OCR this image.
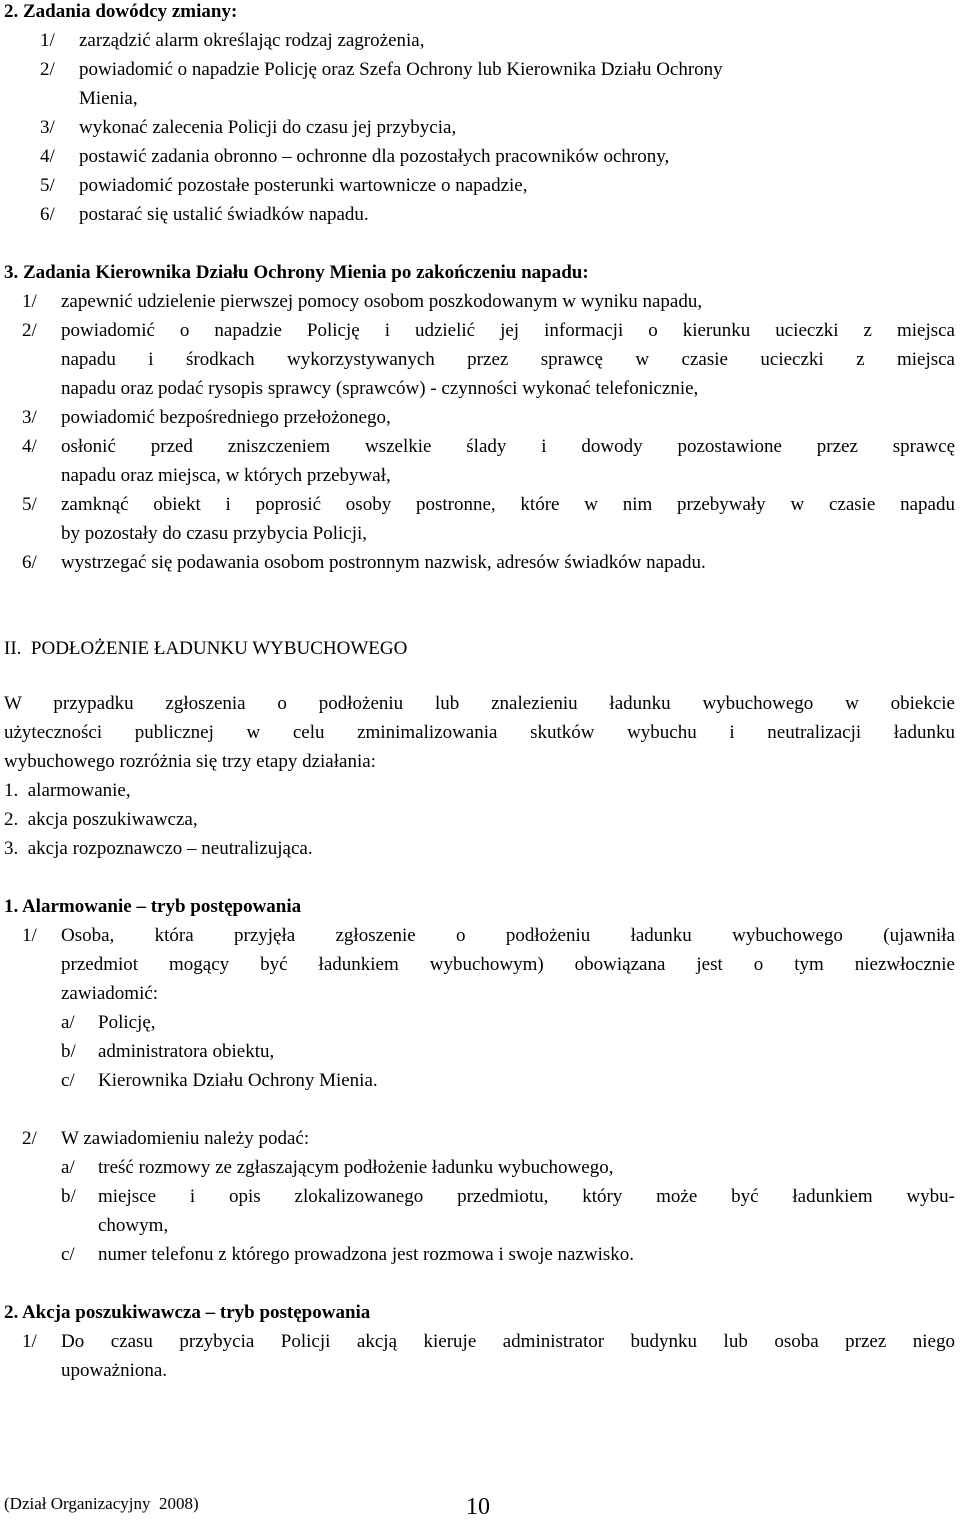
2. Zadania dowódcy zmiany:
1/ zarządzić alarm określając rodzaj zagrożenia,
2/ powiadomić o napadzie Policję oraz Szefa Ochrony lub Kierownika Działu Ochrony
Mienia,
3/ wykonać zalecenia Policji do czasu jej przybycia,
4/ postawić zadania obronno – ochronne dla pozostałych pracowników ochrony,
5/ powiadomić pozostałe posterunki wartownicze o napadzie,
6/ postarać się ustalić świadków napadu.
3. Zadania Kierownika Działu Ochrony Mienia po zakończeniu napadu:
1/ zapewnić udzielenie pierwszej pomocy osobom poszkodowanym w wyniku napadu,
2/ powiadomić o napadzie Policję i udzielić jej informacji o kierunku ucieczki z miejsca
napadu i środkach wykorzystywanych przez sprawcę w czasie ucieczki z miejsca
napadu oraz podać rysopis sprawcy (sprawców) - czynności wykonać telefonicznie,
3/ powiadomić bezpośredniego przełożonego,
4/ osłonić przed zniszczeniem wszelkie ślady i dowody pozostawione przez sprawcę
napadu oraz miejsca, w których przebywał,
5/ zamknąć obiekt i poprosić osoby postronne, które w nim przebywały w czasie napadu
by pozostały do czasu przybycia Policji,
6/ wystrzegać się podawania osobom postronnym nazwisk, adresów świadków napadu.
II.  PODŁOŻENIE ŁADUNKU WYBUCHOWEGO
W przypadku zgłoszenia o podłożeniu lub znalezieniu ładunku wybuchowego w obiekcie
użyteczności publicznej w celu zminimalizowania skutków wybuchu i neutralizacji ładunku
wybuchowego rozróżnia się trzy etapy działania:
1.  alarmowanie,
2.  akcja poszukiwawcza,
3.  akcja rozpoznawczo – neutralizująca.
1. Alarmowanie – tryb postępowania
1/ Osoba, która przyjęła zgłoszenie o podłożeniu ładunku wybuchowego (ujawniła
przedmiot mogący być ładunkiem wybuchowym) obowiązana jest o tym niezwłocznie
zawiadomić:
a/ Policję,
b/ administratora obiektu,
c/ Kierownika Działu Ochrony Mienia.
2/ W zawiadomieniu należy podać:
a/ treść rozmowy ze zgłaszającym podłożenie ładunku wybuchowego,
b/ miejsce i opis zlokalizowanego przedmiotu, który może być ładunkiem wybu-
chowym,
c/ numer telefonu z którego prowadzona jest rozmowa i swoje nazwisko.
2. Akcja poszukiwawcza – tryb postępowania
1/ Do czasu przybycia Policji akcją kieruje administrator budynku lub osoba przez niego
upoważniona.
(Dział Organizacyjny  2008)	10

===

◆ **AIM**
Scan the material and collect every line that contains "ucieczki".

◆ **PROBLEM SOLUTION**
2/ powiadomić o napadzie Policję i udzielić jej informacji o kierunku ucieczki z miejsca
napadu i środkach wykorzystywanych przez sprawcę w czasie ucieczki z miejsca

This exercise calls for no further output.